Write out the whole listing again, exactly.

--- start of Material provided ---

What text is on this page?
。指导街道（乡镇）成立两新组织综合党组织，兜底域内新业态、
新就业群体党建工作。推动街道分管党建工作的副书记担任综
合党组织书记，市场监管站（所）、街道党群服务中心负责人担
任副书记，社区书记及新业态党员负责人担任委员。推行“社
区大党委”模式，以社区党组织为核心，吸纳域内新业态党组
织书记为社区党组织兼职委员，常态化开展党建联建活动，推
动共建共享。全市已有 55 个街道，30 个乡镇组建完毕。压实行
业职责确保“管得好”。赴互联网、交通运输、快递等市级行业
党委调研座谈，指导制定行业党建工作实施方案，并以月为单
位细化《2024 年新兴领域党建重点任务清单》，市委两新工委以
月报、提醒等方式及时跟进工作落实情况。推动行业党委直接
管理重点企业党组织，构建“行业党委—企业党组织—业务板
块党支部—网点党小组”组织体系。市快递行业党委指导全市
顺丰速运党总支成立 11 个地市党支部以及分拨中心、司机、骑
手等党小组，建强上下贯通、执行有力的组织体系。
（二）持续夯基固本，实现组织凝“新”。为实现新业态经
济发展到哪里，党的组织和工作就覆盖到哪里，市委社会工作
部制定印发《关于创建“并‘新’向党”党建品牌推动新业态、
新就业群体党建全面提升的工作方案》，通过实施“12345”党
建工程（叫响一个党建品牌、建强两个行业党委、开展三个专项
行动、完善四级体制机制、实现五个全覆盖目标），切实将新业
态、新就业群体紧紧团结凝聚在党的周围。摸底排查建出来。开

--- end of Material provided ---

- _Solution to the problem_:
What text is on this page?
。指导街道（乡镇）成立两新组织综合党组织，兜底域内新业态、
新就业群体党建工作。推动街道分管党建工作的副书记担任综
合党组织书记，市场监管站（所）、街道党群服务中心负责人担
任副书记，社区书记及新业态党员负责人担任委员。推行“社
区大党委”模式，以社区党组织为核心，吸纳域内新业态党组
织书记为社区党组织兼职委员，常态化开展党建联建活动，推
动共建共享。全市已有 55 个街道，30 个乡镇组建完毕。压实行
业职责确保“管得好”。赴互联网、交通运输、快递等市级行业
党委调研座谈，指导制定行业党建工作实施方案，并以月为单
位细化《2024 年新兴领域党建重点任务清单》，市委两新工委以
月报、提醒等方式及时跟进工作落实情况。推动行业党委直接
管理重点企业党组织，构建“行业党委—企业党组织—业务板
块党支部—网点党小组”组织体系。市快递行业党委指导全市
顺丰速运党总支成立 11 个地市党支部以及分拨中心、司机、骑
手等党小组，建强上下贯通、执行有力的组织体系。
（二）持续夯基固本，实现组织凝“新”。为实现新业态经
济发展到哪里，党的组织和工作就覆盖到哪里，市委社会工作
部制定印发《关于创建“并‘新’向党”党建品牌推动新业态、
新就业群体党建全面提升的工作方案》，通过实施“12345”党
建工程（叫响一个党建品牌、建强两个行业党委、开展三个专项
行动、完善四级体制机制、实现五个全覆盖目标），切实将新业
态、新就业群体紧紧团结凝聚在党的周围。摸底排查建出来。开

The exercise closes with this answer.